PROBLEM DETAILS.
Filter this material down to the lines that hold "重大质量风险数据库", copying each one.

EXERCISE INPUTS.

......

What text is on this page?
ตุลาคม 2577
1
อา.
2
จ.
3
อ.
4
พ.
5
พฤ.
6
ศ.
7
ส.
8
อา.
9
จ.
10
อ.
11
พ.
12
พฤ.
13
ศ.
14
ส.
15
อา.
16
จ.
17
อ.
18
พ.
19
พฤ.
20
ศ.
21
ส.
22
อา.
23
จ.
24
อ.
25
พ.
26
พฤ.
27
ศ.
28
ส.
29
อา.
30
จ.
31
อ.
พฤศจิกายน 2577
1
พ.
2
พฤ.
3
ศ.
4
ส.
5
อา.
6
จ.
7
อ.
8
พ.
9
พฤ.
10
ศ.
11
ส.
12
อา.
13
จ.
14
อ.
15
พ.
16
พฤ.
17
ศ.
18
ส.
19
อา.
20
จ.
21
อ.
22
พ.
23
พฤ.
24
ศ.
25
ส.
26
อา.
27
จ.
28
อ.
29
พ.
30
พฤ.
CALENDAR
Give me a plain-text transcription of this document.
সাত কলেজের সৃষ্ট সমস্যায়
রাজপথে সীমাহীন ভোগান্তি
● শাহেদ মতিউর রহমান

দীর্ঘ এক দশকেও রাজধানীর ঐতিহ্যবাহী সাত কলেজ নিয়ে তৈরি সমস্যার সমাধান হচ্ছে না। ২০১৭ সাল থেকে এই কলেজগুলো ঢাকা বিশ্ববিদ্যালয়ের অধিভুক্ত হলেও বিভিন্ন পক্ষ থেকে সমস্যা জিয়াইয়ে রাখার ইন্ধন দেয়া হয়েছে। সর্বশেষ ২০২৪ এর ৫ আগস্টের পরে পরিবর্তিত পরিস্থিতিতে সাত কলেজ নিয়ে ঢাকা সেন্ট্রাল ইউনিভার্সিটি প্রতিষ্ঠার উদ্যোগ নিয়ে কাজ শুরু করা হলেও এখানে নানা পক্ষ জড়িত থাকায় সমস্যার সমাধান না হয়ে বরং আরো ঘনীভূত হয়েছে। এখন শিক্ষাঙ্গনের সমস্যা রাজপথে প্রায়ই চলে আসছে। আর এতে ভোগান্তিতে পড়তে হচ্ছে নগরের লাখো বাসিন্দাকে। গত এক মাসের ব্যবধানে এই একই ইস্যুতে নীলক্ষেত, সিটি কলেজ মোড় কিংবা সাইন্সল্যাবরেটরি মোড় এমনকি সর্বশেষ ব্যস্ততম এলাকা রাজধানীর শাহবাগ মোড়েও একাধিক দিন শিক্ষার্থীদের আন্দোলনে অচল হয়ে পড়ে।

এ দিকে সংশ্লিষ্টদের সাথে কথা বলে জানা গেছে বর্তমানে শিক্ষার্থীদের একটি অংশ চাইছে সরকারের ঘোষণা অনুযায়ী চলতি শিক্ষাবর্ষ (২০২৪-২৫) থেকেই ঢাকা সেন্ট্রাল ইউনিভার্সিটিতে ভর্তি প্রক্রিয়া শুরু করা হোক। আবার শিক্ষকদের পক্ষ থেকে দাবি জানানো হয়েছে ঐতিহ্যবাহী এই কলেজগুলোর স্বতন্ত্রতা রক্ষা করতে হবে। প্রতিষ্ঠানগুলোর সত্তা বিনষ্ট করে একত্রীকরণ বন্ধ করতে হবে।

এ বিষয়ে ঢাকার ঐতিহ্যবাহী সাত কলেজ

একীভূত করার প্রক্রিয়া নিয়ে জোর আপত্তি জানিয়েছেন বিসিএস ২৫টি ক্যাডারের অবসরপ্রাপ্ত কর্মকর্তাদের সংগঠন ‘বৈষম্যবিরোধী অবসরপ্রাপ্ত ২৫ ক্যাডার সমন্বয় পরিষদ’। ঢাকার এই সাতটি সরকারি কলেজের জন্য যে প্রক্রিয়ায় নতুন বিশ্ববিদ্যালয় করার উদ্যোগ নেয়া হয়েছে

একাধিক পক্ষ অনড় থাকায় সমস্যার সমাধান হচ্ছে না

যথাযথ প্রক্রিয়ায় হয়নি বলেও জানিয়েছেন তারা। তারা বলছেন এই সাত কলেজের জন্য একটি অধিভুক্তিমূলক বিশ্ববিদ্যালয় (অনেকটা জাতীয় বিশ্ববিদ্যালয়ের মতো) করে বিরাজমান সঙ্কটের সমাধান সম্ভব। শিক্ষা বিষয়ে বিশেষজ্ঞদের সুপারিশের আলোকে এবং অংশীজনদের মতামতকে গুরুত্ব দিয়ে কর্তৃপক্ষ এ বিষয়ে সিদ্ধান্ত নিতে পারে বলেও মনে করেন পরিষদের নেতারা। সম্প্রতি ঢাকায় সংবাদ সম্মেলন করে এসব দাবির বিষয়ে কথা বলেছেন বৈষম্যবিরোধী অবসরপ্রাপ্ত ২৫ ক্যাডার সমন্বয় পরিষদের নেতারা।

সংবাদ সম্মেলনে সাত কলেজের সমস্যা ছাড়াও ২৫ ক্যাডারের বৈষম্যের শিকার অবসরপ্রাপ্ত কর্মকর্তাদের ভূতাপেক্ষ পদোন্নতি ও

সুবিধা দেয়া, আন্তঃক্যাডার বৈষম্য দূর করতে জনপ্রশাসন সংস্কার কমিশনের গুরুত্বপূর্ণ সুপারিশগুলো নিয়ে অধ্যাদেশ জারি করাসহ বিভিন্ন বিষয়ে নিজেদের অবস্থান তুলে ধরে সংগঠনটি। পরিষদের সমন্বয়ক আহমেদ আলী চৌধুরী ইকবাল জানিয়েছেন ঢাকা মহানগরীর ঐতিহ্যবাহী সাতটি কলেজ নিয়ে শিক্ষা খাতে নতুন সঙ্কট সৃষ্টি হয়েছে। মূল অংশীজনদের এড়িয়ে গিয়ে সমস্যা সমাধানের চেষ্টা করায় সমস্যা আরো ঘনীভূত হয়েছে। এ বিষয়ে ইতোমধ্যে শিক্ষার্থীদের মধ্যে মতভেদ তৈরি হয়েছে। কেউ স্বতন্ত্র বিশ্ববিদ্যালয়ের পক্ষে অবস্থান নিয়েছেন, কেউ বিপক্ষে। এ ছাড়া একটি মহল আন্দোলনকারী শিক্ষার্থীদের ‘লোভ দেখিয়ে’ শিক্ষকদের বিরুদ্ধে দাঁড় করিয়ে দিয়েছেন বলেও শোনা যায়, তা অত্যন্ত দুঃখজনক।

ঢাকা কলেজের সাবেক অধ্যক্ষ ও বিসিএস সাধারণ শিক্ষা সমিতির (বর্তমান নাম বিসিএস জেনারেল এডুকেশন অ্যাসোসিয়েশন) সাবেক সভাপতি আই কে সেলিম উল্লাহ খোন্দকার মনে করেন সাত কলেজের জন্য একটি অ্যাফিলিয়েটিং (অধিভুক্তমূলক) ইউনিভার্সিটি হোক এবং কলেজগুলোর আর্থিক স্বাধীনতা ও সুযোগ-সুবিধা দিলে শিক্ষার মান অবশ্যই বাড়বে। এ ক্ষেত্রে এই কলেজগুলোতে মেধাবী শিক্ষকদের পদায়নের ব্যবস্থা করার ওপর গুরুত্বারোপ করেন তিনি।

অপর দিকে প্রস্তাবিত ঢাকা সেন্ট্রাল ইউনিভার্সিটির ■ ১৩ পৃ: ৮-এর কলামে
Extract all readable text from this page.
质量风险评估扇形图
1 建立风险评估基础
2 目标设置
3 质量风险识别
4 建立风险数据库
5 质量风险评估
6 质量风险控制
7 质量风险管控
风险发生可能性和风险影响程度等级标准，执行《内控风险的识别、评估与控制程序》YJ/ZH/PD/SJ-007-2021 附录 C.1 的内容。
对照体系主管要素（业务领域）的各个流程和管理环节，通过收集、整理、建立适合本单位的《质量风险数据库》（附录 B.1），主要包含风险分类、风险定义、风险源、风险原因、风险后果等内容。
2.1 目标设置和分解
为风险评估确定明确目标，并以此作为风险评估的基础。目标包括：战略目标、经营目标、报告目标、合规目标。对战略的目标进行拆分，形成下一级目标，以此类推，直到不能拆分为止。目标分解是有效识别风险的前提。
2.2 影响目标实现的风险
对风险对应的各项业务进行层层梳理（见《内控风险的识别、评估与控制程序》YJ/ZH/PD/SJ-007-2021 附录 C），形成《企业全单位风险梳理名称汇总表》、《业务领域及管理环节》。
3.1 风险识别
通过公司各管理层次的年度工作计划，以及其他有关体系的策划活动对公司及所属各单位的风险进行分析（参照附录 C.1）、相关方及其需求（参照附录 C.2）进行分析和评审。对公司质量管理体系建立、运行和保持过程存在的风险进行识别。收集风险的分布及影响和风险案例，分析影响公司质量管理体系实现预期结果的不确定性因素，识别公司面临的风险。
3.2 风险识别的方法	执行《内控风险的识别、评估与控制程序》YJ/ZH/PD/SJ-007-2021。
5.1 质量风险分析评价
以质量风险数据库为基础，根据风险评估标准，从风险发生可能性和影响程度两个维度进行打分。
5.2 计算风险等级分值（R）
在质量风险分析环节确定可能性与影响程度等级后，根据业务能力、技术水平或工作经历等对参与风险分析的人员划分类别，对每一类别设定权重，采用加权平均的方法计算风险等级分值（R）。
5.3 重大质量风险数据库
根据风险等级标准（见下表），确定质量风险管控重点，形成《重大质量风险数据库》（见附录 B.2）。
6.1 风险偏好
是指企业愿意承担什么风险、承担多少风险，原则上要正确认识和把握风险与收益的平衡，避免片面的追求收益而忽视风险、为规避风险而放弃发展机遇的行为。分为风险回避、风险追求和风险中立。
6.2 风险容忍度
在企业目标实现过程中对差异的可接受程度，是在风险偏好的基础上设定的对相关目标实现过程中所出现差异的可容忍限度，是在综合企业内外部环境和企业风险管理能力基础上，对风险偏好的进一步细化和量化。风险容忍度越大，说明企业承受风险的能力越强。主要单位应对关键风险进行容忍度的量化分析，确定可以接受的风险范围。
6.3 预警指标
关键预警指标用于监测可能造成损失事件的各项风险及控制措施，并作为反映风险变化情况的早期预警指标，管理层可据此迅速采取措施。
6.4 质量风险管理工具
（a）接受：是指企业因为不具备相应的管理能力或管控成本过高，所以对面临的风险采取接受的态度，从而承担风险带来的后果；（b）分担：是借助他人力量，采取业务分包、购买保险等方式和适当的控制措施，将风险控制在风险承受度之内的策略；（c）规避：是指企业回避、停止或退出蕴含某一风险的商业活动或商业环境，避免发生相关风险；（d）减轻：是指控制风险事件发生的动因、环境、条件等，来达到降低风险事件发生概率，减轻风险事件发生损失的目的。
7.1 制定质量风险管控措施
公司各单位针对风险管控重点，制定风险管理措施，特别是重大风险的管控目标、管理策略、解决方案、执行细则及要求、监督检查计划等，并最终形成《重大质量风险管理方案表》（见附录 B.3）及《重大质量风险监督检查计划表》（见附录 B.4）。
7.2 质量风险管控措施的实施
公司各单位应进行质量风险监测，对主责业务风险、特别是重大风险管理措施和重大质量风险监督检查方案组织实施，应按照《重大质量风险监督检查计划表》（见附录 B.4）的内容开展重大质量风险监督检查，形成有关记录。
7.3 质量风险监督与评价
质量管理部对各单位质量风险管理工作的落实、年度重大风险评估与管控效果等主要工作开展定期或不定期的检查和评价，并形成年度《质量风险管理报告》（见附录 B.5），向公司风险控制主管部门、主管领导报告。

......

FINISHED EXERCISE.
5.3 重大质量风险数据库
根据风险等级标准（见下表），确定质量风险管控重点，形成《重大质量风险数据库》（见附录 B.2）。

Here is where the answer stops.